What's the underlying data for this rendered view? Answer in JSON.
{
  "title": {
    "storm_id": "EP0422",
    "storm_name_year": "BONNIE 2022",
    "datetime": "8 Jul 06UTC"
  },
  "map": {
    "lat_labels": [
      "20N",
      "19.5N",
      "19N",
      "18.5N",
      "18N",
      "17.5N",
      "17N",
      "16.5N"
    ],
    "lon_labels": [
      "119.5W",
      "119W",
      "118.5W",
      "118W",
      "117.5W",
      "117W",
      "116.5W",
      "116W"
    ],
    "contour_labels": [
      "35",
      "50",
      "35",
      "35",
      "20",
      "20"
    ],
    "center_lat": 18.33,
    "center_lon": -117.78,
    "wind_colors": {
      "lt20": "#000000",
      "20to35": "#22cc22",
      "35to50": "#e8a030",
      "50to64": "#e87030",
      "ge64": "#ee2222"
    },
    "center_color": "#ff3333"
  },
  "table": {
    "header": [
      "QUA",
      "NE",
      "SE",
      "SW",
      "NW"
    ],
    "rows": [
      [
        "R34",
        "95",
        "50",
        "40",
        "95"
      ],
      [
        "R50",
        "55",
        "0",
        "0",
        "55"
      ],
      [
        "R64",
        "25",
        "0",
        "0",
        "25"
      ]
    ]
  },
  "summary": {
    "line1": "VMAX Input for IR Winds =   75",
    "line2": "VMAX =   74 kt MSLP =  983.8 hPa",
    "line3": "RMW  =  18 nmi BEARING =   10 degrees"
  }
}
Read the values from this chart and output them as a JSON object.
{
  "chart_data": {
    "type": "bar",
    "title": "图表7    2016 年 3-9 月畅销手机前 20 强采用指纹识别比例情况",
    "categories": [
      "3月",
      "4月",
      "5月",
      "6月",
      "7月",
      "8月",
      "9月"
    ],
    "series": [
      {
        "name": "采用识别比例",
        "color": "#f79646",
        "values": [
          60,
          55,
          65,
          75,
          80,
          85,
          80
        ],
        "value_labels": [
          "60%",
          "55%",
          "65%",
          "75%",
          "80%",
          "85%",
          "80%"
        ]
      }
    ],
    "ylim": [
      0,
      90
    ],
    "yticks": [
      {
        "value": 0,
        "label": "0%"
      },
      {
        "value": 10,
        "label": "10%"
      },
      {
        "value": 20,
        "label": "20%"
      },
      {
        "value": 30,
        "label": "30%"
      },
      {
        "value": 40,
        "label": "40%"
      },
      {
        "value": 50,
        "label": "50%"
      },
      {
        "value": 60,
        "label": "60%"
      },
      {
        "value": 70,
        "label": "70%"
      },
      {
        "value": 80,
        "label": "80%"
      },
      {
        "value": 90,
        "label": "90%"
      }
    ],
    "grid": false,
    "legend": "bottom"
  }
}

• • • •

◆ Your objective
Collect the lines that hold "VMAX".

◆ Worked answer
    "line1": "VMAX Input for IR Winds =   75",
    "line2": "VMAX =   74 kt MSLP =  983.8 hPa",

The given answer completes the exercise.